◆ **Texto de lectura**:
━━━━━━━━━━━━━━━━━━━━

Aquí me tengo que desdecir. Por lo menos un hiperión sí leyó concienzudamente Pour une moral de l’ambiguité. En el Instituto de Investigaciones Filosóficas de la UNAM, custodiadas por el Dr. Miguel Gama, reposan las notas manuscritas que preparó Luis Villoro para un curso de 1950 sobre el “existencialismo cristiano”. Beauvoir, evidentemente, no llegó a formar parte del programa. Villoro se guardó sus impresiones para sí.

Simone de Beauvoir y Jean Paul Sartre. (Archivo)

Las huellas de Beauvoir son tenues, casi invisibles. El 18 de febrero de 1949, Uranga adquirió una novela de Beauvoir, Le sang des autres (1945), que ya iba en su 31a. edición. No sabemos si Uranga llegó a leerla (no hay ninguna frase subrayada). Más tarde en ese mismo año, la prensa nacional tomó nota de la publicación de Le Deuxième Sexe. Seguramente fue un hiperión —acaso Luis Villoro— el que tradujo para Novedades una extensa reseña de Emile Noulet (noviembre de 1950). Ése fue todo el acuse de recibo. Ninguna discusión, ningún aplauso, ningún vapuleo.

Les bouches inutiles (Las bocas inútiles, 1945), la única obra de teatro escrita por Simone de Beauvoir, tampoco pasó completamente desapercibida. Rodolfo Usigli se refiere a ella en un quejoso artículo de octubre de 1950. José Aceves, quien ya había obtenido pingües ganancias con el teatro existencialista, la tradujo en diciembre de 1950 con la intención —a la postre frustrada— de llevarla a escena en el Caracol de la calle de Cuba. Se estrenó, en su lugar, El niño y la niebla, de Rodolfo Usigli, con un éxito arrollador. Más de 400 representaciones. Se trataba, dijo la prensa, de un milagro nunca antes visto en México.

Tanto ruido llamó la atención de Manolo Fábregas, uno de los grandes de la industria. Hacia 1950 declaró que estaba interesado en Las bocas inútiles. Sin embargo, misteriosamente, no volvió a tocar el tema. En 1951 la editorial Latina publicó la traducción de Álvaro Arauz. “¿Por qué se ocupará Álvaro Arauz de tantas cosas inútiles?”, se cuestionó el periodista Julián Martí. En cambio, Miguel Guardia, crítico teatral muy cercano a los hiperiones, leyó la traducción y quedó gratamente sorprendido. “La obra que nos ocupa sostiene una calidad de legítimo teatro, sin truculencias ni situaciones traídas de los cabellos. En resumen una obra de muchos atractivos” (México en la Cultura, 13 de mayo de 1951).

━━━━━━━━━━━━━━━━━━━━

◆ **Solicitud**: Devuelve sin cambios el fragmento del texto sobre la recepción de Beauvoir en México que arranca con las palabras que contienen "Tanto ruido llamó" y llega hasta "mayo de 1951).".

━━━━━━━━━━━━━━━━━━━━

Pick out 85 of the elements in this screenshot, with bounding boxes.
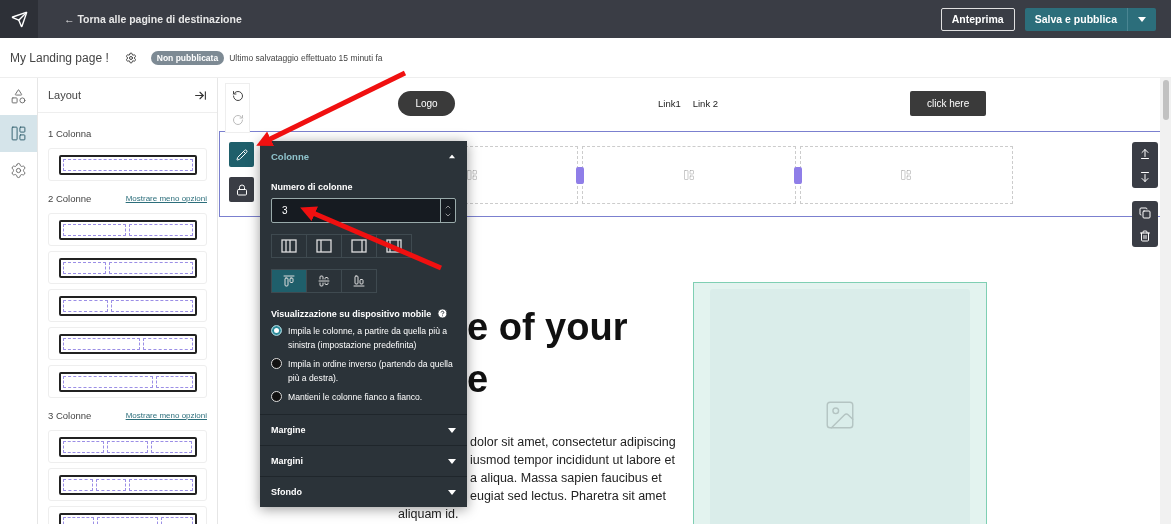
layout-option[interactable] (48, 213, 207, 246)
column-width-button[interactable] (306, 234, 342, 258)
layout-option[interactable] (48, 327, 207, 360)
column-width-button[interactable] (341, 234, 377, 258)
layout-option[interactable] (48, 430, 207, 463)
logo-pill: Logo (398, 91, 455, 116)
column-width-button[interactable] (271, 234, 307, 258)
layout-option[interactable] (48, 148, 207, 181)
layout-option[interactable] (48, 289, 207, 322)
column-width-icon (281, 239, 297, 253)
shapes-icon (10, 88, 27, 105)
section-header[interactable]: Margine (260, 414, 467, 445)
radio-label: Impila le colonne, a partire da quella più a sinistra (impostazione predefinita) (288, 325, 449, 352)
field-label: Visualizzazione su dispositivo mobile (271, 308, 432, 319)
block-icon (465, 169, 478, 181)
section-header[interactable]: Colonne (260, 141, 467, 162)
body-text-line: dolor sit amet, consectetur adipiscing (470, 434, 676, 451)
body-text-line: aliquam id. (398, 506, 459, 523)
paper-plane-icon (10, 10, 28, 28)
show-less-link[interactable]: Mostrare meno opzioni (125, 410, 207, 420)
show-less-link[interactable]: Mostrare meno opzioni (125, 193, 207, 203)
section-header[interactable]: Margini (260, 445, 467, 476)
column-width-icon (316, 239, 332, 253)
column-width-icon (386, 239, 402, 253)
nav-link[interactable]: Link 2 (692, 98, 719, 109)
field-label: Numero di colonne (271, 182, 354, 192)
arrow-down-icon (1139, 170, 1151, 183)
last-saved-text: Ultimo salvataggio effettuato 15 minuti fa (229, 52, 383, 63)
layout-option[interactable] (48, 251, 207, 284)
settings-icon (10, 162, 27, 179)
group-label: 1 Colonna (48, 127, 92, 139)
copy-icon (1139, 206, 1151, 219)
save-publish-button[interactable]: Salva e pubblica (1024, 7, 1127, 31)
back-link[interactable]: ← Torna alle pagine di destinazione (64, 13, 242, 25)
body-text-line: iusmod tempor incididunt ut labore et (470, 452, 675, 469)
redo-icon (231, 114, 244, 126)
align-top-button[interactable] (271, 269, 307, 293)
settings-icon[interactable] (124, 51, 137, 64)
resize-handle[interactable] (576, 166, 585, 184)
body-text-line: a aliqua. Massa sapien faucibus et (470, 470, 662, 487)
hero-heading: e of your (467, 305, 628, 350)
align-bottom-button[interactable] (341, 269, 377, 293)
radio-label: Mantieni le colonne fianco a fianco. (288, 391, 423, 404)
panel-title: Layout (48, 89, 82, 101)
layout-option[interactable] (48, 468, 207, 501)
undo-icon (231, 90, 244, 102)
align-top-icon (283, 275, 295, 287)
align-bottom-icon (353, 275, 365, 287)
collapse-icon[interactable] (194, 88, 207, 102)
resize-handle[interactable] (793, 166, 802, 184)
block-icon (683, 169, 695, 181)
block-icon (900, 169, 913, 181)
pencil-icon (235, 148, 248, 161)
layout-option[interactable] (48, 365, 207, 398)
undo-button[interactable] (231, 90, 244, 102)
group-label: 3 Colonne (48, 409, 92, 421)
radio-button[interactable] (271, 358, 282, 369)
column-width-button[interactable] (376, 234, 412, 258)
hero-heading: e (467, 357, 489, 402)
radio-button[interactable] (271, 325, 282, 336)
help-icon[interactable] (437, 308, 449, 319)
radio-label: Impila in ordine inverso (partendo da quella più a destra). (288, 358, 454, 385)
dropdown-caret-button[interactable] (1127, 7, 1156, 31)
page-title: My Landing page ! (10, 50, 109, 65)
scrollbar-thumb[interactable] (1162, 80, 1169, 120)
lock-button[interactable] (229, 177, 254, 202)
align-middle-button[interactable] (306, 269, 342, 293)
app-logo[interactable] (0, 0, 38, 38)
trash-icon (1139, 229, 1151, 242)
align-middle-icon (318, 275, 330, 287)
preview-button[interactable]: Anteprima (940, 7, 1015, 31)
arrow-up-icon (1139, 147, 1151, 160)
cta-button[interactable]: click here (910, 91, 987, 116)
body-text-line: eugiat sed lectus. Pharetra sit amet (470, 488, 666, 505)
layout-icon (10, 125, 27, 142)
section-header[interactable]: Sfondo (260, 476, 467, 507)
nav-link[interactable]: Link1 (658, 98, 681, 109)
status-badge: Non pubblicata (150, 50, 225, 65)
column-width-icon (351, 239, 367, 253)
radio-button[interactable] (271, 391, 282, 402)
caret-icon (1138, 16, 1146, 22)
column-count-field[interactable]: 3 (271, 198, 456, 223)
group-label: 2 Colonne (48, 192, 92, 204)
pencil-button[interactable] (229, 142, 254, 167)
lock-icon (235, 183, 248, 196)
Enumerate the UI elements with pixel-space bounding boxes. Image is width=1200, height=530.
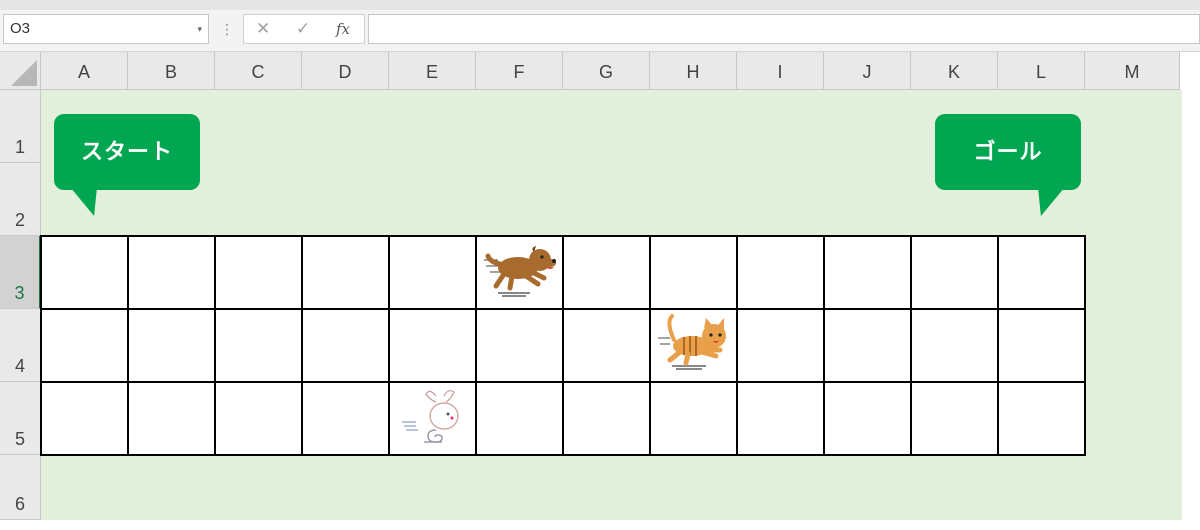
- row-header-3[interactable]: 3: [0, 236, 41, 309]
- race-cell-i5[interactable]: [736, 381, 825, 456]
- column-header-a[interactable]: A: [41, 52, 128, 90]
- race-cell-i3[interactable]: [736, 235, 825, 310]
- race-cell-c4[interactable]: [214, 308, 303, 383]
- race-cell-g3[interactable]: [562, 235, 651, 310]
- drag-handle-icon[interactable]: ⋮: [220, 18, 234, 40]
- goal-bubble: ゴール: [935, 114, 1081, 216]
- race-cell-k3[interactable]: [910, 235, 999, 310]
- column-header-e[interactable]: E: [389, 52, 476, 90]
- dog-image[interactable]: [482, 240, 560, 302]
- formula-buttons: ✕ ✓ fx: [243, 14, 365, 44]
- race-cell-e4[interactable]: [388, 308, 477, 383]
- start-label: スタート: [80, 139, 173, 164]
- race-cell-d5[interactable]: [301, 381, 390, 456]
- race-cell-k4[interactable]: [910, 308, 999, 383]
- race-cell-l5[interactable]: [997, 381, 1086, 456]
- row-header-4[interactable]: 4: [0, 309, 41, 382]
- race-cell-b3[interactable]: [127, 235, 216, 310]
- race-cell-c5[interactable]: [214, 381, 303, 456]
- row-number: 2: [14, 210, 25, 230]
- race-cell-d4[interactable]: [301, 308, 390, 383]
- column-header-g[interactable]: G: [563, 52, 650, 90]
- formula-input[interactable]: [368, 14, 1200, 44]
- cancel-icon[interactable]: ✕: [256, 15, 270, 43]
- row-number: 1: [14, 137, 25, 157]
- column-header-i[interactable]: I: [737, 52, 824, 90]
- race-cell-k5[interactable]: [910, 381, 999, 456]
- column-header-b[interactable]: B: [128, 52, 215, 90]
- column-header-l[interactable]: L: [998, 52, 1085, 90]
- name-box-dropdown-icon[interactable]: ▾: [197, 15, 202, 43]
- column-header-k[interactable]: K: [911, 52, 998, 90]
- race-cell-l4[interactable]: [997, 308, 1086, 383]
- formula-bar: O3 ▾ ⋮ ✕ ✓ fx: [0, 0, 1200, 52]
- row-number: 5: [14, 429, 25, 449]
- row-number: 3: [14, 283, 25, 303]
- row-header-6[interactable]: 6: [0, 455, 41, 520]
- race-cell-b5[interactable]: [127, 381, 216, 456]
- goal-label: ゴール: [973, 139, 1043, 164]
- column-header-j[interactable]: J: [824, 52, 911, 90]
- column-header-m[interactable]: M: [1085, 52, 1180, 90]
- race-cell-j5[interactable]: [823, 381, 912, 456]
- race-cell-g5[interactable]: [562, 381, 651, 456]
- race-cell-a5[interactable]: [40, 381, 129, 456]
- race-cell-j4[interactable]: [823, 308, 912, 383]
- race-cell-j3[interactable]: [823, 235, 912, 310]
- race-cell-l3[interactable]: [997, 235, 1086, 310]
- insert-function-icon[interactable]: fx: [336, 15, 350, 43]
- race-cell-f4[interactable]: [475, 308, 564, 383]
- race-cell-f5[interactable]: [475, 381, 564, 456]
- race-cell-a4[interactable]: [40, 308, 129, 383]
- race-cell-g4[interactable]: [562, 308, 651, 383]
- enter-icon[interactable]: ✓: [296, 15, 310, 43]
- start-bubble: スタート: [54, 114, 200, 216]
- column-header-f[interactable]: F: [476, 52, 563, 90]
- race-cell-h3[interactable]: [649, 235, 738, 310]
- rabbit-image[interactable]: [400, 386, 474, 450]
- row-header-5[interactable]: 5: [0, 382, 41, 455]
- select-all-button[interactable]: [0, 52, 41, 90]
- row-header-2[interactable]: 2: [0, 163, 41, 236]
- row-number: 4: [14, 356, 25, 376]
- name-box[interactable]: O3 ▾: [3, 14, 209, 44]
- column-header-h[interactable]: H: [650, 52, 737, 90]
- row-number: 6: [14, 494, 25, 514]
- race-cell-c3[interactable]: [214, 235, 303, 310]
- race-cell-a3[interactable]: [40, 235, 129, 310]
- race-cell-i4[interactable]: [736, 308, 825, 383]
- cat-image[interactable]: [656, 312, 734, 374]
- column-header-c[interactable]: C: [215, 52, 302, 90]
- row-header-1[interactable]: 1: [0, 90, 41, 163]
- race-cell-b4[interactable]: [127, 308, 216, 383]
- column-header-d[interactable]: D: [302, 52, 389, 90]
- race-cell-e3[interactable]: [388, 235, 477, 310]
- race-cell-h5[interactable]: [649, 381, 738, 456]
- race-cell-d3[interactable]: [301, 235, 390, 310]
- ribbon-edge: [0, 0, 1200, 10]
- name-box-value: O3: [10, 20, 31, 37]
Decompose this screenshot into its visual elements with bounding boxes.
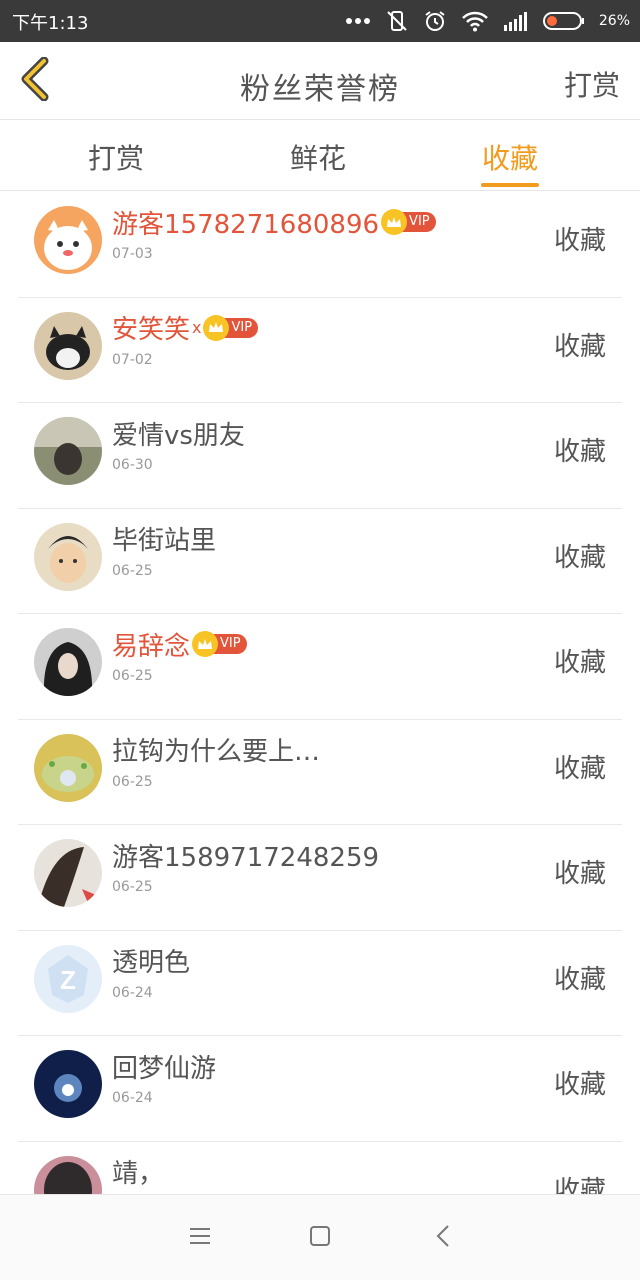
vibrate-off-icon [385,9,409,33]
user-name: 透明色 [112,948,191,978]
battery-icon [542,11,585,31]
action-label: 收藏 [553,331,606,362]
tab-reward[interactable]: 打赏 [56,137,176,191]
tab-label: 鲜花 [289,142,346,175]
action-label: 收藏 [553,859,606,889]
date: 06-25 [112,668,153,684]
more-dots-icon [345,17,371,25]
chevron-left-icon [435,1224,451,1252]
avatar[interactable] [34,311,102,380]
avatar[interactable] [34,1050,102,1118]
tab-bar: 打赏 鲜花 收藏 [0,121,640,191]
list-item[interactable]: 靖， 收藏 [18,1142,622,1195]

━━━━━━━━━━━━━━━━━━━━

◆ **Respuesta escrita**:
Tanto ruido llamó la atención de Manolo Fábregas, uno de los grandes de la industria. Hacia 1950 declaró que estaba interesado en Las bocas inútiles. Sin embargo, misteriosamente, no volvió a tocar el tema. En 1951 la editorial Latina publicó la traducción de Álvaro Arauz. “¿Por qué se ocupará Álvaro Arauz de tantas cosas inútiles?”, se cuestionó el periodista Julián Martí. En cambio, Miguel Guardia, crítico teatral muy cercano a los hiperiones, leyó la traducción y quedó gratamente sorprendido. “La obra que nos ocupa sostiene una calidad de legítimo teatro, sin truculencias ni situaciones traídas de los cabellos. En resumen una obra de muchos atractivos” (México en la Cultura, 13 de mayo de 1951).